Extrae sin cambios las líneas que van desde la primera hasta la que contiene "data-label: 30.8%: [1089, 192, 1134, 204]", ambas incluidas.

» **Conjunto de registros**:
____

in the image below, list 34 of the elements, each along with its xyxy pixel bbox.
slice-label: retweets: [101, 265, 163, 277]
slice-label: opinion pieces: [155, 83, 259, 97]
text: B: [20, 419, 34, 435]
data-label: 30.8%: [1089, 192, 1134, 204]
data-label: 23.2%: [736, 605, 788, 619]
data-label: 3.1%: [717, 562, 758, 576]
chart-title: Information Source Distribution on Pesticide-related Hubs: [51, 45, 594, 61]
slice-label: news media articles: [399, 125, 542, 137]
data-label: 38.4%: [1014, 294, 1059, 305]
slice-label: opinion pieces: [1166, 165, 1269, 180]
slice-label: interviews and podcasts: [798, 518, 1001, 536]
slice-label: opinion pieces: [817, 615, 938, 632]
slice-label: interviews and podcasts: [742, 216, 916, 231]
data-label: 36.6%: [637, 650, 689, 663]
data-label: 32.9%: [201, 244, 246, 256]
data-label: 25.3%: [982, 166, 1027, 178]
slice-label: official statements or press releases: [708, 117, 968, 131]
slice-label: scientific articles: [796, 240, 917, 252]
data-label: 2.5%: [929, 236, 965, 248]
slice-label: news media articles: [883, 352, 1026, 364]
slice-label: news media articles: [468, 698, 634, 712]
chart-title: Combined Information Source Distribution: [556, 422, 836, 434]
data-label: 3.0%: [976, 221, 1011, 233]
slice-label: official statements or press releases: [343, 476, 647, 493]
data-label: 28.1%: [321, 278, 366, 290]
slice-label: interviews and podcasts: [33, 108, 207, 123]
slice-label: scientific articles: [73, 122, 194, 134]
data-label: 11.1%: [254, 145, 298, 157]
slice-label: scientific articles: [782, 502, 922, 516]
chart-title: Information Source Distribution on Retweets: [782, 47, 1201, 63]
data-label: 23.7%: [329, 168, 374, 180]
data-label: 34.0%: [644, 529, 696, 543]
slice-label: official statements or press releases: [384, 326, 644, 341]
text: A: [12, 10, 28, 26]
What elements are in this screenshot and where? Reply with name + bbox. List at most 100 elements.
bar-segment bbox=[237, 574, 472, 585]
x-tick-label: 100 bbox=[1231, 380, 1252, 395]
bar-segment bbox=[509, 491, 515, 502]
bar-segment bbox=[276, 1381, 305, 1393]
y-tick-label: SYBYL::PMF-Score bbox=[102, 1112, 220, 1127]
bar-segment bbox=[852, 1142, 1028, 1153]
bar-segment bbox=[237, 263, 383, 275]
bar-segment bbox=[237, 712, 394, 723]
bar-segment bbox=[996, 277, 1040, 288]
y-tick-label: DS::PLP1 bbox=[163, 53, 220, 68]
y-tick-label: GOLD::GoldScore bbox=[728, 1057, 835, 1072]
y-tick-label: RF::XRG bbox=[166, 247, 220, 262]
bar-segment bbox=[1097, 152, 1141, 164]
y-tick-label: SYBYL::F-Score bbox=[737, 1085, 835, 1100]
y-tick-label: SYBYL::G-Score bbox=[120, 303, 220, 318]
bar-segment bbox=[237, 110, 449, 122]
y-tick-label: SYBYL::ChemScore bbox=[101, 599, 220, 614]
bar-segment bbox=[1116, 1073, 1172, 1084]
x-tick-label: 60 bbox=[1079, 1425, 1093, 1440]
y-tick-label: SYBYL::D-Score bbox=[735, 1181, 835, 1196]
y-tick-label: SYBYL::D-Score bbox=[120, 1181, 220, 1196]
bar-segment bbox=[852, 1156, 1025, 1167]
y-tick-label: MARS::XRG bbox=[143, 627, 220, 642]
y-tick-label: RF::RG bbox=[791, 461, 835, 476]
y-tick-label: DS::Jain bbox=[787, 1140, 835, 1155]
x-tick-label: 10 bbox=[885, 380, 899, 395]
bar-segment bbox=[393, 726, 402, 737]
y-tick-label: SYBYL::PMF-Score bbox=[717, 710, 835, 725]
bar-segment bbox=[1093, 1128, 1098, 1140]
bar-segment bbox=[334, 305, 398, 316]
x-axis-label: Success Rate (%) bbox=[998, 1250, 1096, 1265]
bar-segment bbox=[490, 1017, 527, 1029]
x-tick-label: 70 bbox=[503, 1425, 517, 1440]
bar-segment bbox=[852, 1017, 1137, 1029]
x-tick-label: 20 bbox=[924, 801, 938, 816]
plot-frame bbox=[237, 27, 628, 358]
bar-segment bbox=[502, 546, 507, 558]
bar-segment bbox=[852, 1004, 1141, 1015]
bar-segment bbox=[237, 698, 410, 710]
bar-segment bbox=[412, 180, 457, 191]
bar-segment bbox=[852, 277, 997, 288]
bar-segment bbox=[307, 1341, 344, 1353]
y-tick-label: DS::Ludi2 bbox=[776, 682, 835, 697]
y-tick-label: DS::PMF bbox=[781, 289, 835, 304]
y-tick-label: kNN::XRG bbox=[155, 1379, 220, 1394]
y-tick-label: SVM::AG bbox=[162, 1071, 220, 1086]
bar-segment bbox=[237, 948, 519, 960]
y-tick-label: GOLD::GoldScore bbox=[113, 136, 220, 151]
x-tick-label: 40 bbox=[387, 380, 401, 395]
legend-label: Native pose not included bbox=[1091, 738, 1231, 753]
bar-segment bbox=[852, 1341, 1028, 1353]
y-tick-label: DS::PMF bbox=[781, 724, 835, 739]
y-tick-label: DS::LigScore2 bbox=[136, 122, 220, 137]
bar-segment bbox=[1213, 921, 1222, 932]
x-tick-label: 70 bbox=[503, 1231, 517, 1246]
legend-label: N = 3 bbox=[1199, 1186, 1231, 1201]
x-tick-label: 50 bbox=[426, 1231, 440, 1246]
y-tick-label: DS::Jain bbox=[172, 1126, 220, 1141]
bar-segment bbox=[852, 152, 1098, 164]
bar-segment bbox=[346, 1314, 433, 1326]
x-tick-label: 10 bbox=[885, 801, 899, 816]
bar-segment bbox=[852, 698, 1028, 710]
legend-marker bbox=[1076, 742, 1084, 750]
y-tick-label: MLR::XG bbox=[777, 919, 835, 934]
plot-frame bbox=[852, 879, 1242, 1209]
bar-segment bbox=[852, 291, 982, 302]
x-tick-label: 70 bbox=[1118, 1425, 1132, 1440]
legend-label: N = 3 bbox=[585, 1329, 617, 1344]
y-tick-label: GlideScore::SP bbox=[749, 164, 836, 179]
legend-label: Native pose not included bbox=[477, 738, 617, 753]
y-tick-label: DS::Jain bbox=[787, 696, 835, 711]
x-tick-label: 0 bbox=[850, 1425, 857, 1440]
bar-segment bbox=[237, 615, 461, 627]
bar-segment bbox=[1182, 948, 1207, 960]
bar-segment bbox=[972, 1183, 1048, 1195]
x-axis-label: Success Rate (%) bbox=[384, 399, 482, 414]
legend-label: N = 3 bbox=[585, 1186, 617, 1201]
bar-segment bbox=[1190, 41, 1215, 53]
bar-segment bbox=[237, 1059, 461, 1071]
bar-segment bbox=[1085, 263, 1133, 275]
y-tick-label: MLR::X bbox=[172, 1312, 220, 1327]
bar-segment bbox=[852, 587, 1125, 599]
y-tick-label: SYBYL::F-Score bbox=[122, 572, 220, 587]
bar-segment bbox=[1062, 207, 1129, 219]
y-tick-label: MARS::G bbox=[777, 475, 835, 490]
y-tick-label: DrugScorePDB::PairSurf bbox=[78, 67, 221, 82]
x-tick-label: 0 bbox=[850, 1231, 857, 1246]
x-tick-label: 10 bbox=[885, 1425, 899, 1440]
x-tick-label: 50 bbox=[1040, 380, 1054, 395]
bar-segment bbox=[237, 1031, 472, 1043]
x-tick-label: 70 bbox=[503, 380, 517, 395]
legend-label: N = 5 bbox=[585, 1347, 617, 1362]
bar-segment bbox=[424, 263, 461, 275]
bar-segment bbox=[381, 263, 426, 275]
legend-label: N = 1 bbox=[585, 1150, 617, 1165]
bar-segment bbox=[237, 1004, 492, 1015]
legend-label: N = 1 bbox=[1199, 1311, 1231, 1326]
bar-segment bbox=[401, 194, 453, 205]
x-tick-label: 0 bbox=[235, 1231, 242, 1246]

____

» **Solución del problema**:
in the image below, list 34 of the elements, each along with its xyxy pixel bbox.
slice-label: retweets: [101, 265, 163, 277]
slice-label: opinion pieces: [155, 83, 259, 97]
text: B: [20, 419, 34, 435]
data-label: 30.8%: [1089, 192, 1134, 204]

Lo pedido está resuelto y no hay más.